START

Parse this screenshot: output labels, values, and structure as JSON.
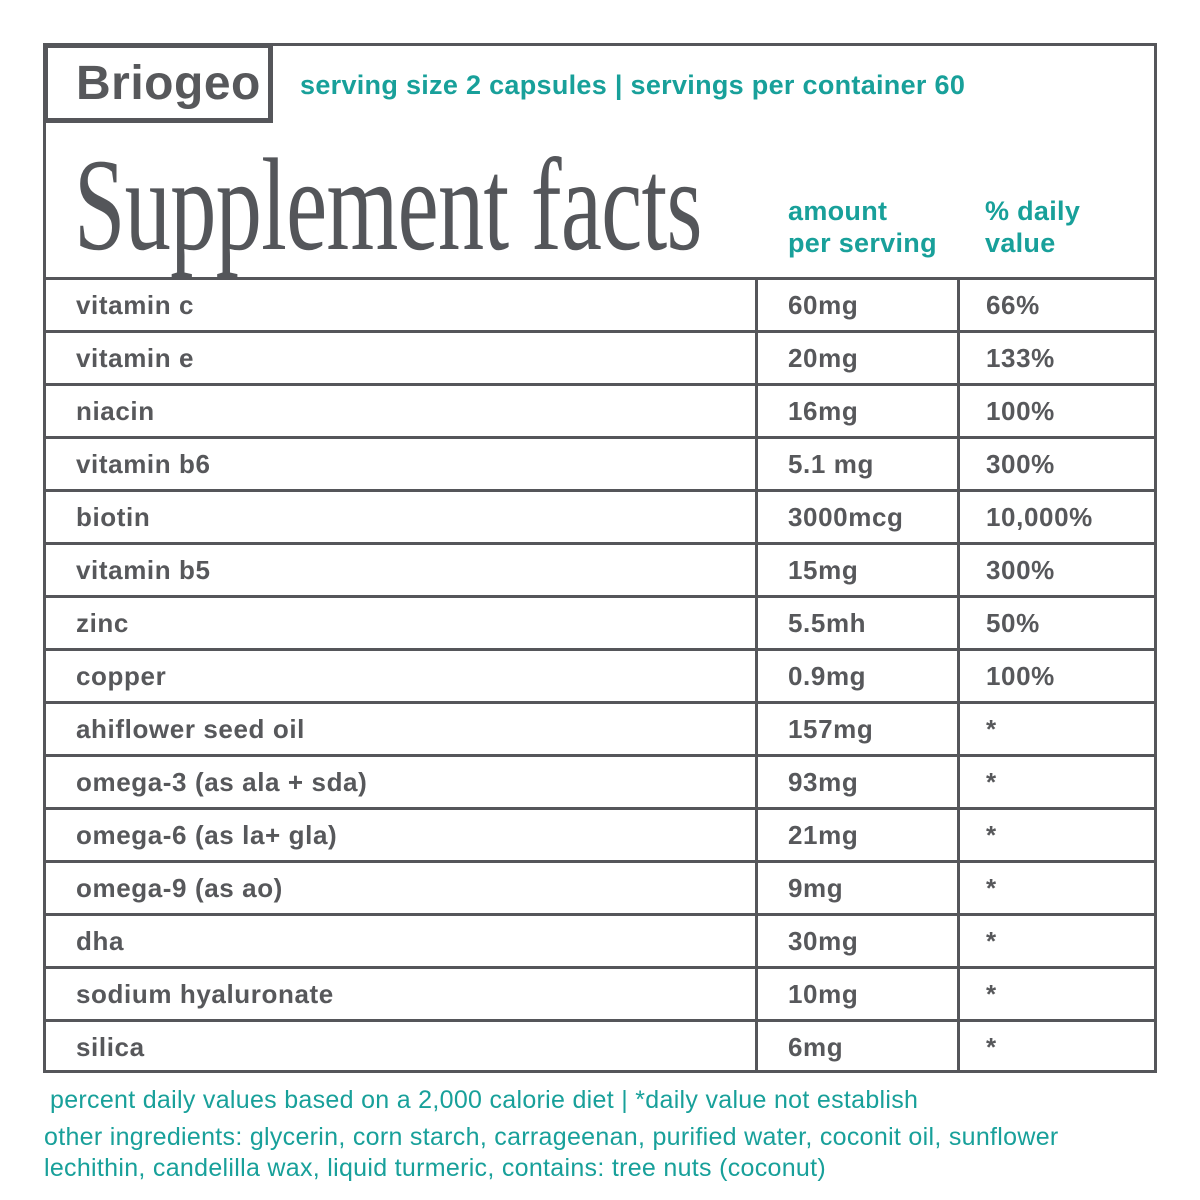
{
  "brand": {
    "name": "Briogeo"
  },
  "header": {
    "serving_info": "serving size 2 capsules | servings per container 60"
  },
  "title": "Supplement facts",
  "table": {
    "columns": {
      "amount": "amount\nper serving",
      "daily_value": "% daily\nvalue"
    },
    "rows": [
      {
        "name": "vitamin c",
        "amount": "60mg",
        "daily_value": "66%"
      },
      {
        "name": "vitamin e",
        "amount": "20mg",
        "daily_value": "133%"
      },
      {
        "name": "niacin",
        "amount": "16mg",
        "daily_value": "100%"
      },
      {
        "name": "vitamin b6",
        "amount": "5.1 mg",
        "daily_value": "300%"
      },
      {
        "name": "biotin",
        "amount": "3000mcg",
        "daily_value": "10,000%"
      },
      {
        "name": "vitamin b5",
        "amount": "15mg",
        "daily_value": "300%"
      },
      {
        "name": "zinc",
        "amount": "5.5mh",
        "daily_value": "50%"
      },
      {
        "name": "copper",
        "amount": "0.9mg",
        "daily_value": "100%"
      },
      {
        "name": "ahiflower seed oil",
        "amount": "157mg",
        "daily_value": "*"
      },
      {
        "name": "omega-3 (as ala + sda)",
        "amount": "93mg",
        "daily_value": "*"
      },
      {
        "name": "omega-6 (as la+ gla)",
        "amount": "21mg",
        "daily_value": "*"
      },
      {
        "name": "omega-9 (as ao)",
        "amount": "9mg",
        "daily_value": "*"
      },
      {
        "name": "dha",
        "amount": "30mg",
        "daily_value": "*"
      },
      {
        "name": "sodium hyaluronate",
        "amount": "10mg",
        "daily_value": "*"
      },
      {
        "name": "silica",
        "amount": "6mg",
        "daily_value": "*"
      }
    ]
  },
  "footnotes": {
    "daily_value_note": "percent daily values based on a 2,000 calorie diet | *daily value not establish",
    "other_ingredients": "other ingredients: glycerin, corn starch, carrageenan, purified water, coconit oil, sunflower lechithin, candelilla wax, liquid turmeric, contains: tree nuts (coconut)"
  },
  "colors": {
    "teal": "#18A09A",
    "dark_gray": "#57585B",
    "border": "#55565A"
  }
}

END

Task prompt
Copy each line of the listing that includes "values".

Full output
Parse this screenshot: output labels, values, and structure as JSON.
    "daily_value_note": "percent daily values based on a 2,000 calorie diet | *daily value not establish",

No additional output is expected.